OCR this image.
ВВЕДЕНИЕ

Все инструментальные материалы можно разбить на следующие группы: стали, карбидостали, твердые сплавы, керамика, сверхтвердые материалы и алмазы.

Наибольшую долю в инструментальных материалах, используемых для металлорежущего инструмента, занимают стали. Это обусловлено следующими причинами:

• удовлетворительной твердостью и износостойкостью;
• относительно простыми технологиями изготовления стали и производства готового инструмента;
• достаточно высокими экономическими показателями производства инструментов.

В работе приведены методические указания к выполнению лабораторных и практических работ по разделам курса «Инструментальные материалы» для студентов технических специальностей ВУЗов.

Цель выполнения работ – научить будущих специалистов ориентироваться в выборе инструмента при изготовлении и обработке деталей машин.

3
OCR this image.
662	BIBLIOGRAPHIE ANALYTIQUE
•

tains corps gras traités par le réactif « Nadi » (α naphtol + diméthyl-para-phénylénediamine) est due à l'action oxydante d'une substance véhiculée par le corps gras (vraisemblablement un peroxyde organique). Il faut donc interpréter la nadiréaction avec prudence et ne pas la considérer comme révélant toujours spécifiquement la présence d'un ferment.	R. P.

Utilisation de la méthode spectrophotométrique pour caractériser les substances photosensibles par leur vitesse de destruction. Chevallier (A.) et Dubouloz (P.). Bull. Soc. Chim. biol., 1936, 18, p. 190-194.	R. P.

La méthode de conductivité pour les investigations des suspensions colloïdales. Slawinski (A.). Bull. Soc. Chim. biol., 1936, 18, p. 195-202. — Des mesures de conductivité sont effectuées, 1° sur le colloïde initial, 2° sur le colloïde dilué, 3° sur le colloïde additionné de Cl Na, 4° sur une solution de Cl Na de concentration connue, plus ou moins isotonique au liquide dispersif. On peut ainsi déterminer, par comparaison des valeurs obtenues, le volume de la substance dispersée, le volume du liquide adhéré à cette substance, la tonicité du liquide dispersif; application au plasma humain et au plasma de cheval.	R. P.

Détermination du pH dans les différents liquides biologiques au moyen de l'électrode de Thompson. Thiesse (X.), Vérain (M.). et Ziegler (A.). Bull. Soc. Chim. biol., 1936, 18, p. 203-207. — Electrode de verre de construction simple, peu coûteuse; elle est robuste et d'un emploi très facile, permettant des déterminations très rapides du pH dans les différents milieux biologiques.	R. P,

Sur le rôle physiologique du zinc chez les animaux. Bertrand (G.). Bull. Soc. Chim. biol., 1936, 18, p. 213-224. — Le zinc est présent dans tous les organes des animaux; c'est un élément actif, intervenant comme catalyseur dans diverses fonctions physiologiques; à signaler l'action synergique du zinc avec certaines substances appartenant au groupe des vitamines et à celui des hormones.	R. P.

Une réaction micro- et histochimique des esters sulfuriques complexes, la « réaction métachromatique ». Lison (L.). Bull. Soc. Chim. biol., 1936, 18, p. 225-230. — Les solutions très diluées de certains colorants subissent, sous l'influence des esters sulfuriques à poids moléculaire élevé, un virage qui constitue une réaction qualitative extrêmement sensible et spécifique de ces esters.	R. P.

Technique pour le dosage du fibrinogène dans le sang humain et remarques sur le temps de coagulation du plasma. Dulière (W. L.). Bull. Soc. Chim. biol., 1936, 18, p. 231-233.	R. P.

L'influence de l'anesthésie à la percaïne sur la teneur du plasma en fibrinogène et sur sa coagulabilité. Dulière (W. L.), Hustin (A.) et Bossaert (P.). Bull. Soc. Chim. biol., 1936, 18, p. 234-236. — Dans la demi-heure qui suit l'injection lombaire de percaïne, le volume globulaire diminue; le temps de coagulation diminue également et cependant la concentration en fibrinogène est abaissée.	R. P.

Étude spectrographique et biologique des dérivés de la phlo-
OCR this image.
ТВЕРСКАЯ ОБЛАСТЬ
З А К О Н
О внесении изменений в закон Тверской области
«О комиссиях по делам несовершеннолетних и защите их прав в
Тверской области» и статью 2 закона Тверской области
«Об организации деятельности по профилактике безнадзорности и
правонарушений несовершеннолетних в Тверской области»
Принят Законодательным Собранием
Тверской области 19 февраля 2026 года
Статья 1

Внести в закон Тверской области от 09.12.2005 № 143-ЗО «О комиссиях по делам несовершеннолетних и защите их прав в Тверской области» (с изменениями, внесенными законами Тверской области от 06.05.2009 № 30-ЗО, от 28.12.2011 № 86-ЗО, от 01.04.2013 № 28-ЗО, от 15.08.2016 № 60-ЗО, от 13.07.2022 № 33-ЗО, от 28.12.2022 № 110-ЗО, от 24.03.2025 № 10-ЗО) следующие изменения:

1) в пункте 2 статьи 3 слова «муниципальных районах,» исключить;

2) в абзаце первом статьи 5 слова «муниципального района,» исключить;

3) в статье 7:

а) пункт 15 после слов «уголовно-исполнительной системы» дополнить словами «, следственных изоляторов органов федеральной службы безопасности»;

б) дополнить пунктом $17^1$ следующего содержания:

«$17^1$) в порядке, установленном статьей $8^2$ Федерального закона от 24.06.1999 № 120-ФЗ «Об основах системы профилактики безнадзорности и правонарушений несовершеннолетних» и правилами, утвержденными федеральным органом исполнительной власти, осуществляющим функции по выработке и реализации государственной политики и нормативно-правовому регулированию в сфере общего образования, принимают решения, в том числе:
□ □ □ □ □ □ □
*Brief:* Check each line of the records above for "производства", and copy those that have it.

*Complete response:*
• относительно простыми технологиями изготовления стали и производства готового инструмента;
• достаточно высокими экономическими показателями производства инструментов.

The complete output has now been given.